> [GIVEN DATA]
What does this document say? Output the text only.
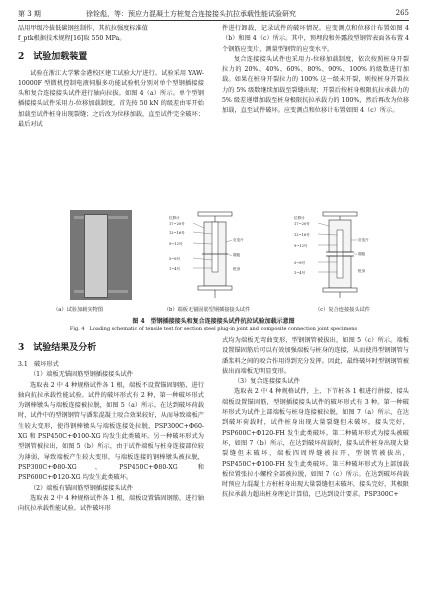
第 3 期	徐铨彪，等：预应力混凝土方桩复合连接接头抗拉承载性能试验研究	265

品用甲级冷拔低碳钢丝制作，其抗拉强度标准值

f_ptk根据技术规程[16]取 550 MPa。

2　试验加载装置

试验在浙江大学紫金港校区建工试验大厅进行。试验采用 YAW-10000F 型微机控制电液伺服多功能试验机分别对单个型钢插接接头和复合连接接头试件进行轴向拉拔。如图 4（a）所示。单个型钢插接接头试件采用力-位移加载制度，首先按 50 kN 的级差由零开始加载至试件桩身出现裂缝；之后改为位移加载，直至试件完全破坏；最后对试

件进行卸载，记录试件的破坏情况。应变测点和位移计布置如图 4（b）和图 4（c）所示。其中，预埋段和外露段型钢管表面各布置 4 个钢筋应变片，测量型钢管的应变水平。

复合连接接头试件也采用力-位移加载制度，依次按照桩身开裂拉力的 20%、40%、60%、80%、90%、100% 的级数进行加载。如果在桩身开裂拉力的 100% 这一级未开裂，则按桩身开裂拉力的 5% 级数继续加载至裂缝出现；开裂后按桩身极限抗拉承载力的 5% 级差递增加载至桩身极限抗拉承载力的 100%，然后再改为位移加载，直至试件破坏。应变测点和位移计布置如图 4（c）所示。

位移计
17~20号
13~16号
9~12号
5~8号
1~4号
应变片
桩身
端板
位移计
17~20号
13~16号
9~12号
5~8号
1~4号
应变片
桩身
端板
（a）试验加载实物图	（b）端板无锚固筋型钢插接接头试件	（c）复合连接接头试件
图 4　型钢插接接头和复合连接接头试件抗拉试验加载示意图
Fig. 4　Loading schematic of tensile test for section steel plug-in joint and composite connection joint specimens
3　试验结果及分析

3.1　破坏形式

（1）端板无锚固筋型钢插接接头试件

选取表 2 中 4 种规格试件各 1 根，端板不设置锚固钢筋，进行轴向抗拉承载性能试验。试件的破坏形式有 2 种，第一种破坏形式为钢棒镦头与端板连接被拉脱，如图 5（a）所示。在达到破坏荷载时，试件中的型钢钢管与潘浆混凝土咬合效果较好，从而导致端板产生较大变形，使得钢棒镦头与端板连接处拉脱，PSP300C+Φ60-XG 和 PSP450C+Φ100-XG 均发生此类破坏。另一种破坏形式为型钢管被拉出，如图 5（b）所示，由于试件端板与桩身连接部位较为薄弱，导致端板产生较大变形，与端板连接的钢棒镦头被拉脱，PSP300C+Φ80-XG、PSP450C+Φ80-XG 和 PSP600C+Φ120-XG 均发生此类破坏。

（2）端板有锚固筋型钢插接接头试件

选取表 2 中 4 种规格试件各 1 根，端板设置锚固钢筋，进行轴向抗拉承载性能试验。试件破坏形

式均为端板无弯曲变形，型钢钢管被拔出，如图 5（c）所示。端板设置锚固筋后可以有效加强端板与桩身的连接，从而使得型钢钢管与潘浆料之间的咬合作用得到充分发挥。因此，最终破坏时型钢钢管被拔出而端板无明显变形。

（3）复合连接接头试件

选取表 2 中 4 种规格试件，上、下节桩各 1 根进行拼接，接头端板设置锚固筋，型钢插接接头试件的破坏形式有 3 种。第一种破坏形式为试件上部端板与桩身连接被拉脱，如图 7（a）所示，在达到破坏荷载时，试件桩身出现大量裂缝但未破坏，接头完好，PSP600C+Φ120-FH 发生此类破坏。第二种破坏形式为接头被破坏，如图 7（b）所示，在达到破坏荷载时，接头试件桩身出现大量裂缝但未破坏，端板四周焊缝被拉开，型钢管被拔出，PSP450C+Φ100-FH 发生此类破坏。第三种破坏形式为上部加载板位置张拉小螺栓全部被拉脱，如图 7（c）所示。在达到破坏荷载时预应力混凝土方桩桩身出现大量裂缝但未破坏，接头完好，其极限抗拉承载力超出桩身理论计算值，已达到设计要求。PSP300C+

> [WORK REQUIRED] Sift the material for lines with the string "应变测点和位移计布置如图". Copy each one found.

> [TASK OUTPUT]
件进行卸载，记录试件的破坏情况。应变测点和位移计布置如图 4（b）和图 4（c）所示。其中，预埋段和外露段型钢管表面各布置 4 个钢筋应变片，测量型钢管的应变水平。
复合连接接头试件也采用力-位移加载制度，依次按照桩身开裂拉力的 20%、40%、60%、80%、90%、100% 的级数进行加载。如果在桩身开裂拉力的 100% 这一级未开裂，则按桩身开裂拉力的 5% 级数继续加载至裂缝出现；开裂后按桩身极限抗拉承载力的 5% 级差递增加载至桩身极限抗拉承载力的 100%，然后再改为位移加载，直至试件破坏。应变测点和位移计布置如图 4（c）所示。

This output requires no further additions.